* Apply what you read
a) Repeat the film excerpt from "After Harry and" to "the film ends.".
b) In the film excerpt, who plays Renzo Locatelli?

After Harry and Jill marry, they meet Jamie in prison and Harry announces that Jill is pregnant and are going to name their son after him. Jill asks if there is anything they can do in return for taking the blame for the murders, in which he asks if Harry can kill off someone he has been after for ages, but never got round to it. The three engage in laughter before the film ends.

== Cast ==

- Chris Rea as Harry Sterndale
- Felicity Kendal as Jill Saunders
- Oliver Reed as Jamie Campbell-Stewart
- Bob Hoskins as Gerd Layton
- Diana Rigg as Lisa Sterndale
- Ben Kingsley as Renzo Locatelli
- John Cleese as Maurice Walpole
- Joanna Lumley as Freda Armstrong
- Gareth Hunt as Inspector Charles Bass
- Nicholas Gecks as Detective Constable Ray
- Patrick Ryecart as Graham Cleverley
- Peter Davison as John Fraser
- Nicky Henson as Askew
- Caroline Langrishe as Vanessa
- Edward Hardwicke as Dr Phil Joseph
- Nicola Bryant as Beverley
- Brian Poyser as President Zlomov
- Sheila Steafel as President's Wife
- Timothy Carlton as Commissioner Grosvenor
- Roland Curram as Lord Selwyn
- Jenny Logan as Lady Selwyn
- Sarah Parish as Ad Agency Receptionist
- Mildred Shay as Old Lady at Wedding
- Andrew Neil as TV Newsreader

== Production ==
Winner came up with the basic storyline after a relationship of his had ended. Speaking to Tim Sebastian of the BBC in June 1999, Winner revealed: "We all have people we'd like to kill. Sometimes we want to kill them for a long time and sometimes it just lasts the few seconds that they're cutting you up, or being a nuisance. A girlfriend parted very nastily, and I thought 'I really wouldn't mind killing you' and five or six years later I thought, 'I still wouldn't mind.'"

[Stored data entries]

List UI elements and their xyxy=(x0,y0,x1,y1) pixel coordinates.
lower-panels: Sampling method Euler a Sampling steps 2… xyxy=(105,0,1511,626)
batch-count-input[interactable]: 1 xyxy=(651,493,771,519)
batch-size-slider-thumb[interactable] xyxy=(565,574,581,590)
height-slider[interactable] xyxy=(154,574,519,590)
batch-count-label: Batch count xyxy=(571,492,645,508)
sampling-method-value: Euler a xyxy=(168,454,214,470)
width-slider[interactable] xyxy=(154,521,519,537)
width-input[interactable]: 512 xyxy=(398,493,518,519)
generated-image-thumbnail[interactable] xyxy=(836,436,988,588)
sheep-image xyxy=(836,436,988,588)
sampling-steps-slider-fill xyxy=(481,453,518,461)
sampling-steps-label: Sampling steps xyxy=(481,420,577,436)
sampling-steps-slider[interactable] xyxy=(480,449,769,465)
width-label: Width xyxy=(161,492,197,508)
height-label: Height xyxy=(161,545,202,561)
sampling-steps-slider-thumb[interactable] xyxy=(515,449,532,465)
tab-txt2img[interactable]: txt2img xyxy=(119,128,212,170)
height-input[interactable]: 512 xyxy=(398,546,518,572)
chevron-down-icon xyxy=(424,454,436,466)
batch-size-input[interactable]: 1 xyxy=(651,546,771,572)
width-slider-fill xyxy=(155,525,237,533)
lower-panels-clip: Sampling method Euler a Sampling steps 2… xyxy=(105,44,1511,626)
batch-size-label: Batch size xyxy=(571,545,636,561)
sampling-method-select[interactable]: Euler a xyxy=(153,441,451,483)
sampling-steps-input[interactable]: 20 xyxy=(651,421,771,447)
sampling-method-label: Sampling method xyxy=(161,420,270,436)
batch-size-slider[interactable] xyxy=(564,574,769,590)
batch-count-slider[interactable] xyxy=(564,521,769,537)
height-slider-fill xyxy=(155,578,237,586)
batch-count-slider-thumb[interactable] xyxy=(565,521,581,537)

* Task-by-task results
a)
After Harry and Jill marry, they meet Jamie in prison and Harry announces that Jill is pregnant and are going to name their son after him. Jill asks if there is anything they can do in return for taking the blame for the murders, in which he asks if Harry can kill off someone he has been after for ages, but never got round to it. The three engage in laughter before the film ends.

b) Ben Kingsley